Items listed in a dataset

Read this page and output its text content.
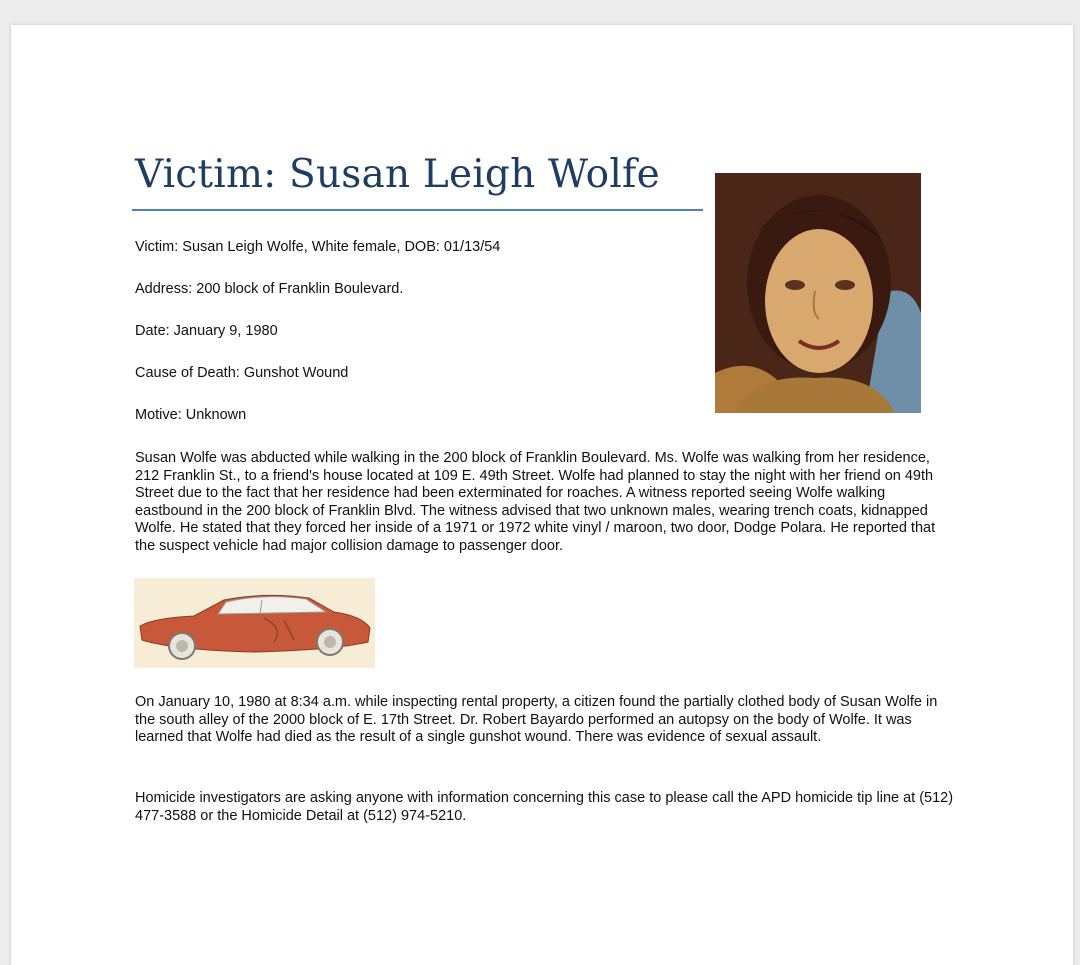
Victim: Susan Leigh Wolfe

Victim: Susan Leigh Wolfe, White female, DOB: 01/13/54

Address: 200 block of Franklin Boulevard.

Date: January 9, 1980

Cause of Death: Gunshot Wound

Motive: Unknown

Susan Wolfe was abducted while walking in the 200 block of Franklin Boulevard. Ms. Wolfe was walking from her residence, 212 Franklin St., to a friend's house located at 109 E. 49th Street. Wolfe had planned to stay the night with her friend on 49th Street due to the fact that her residence had been exterminated for roaches. A witness reported seeing Wolfe walking eastbound in the 200 block of Franklin Blvd. The witness advised that two unknown males, wearing trench coats, kidnapped Wolfe. He stated that they forced her inside of a 1971 or 1972 white vinyl / maroon, two door, Dodge Polara. He reported that the suspect vehicle had major collision damage to passenger door.

On January 10, 1980 at 8:34 a.m. while inspecting rental property, a citizen found the partially clothed body of Susan Wolfe in the south alley of the 2000 block of E. 17th Street. Dr. Robert Bayardo performed an autopsy on the body of Wolfe. It was learned that Wolfe had died as the result of a single gunshot wound. There was evidence of sexual assault.

Homicide investigators are asking anyone with information concerning this case to please call the APD homicide tip line at (512) 477-3588 or the Homicide Detail at (512) 974-5210.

### EXERCISE DESCRIPTION
Omit the pictures and restate the rest of the records verbatim.

### RESULT BELOW
Read this page and output its text content.
Victim: Susan Leigh Wolfe

Victim: Susan Leigh Wolfe, White female, DOB: 01/13/54

Address: 200 block of Franklin Boulevard.

Date: January 9, 1980

Cause of Death: Gunshot Wound

Motive: Unknown

Susan Wolfe was abducted while walking in the 200 block of Franklin Boulevard. Ms. Wolfe was walking from her residence, 212 Franklin St., to a friend's house located at 109 E. 49th Street. Wolfe had planned to stay the night with her friend on 49th Street due to the fact that her residence had been exterminated for roaches. A witness reported seeing Wolfe walking eastbound in the 200 block of Franklin Blvd. The witness advised that two unknown males, wearing trench coats, kidnapped Wolfe. He stated that they forced her inside of a 1971 or 1972 white vinyl / maroon, two door, Dodge Polara. He reported that the suspect vehicle had major collision damage to passenger door.

On January 10, 1980 at 8:34 a.m. while inspecting rental property, a citizen found the partially clothed body of Susan Wolfe in the south alley of the 2000 block of E. 17th Street. Dr. Robert Bayardo performed an autopsy on the body of Wolfe. It was learned that Wolfe had died as the result of a single gunshot wound. There was evidence of sexual assault.

Homicide investigators are asking anyone with information concerning this case to please call the APD homicide tip line at (512) 477-3588 or the Homicide Detail at (512) 974-5210.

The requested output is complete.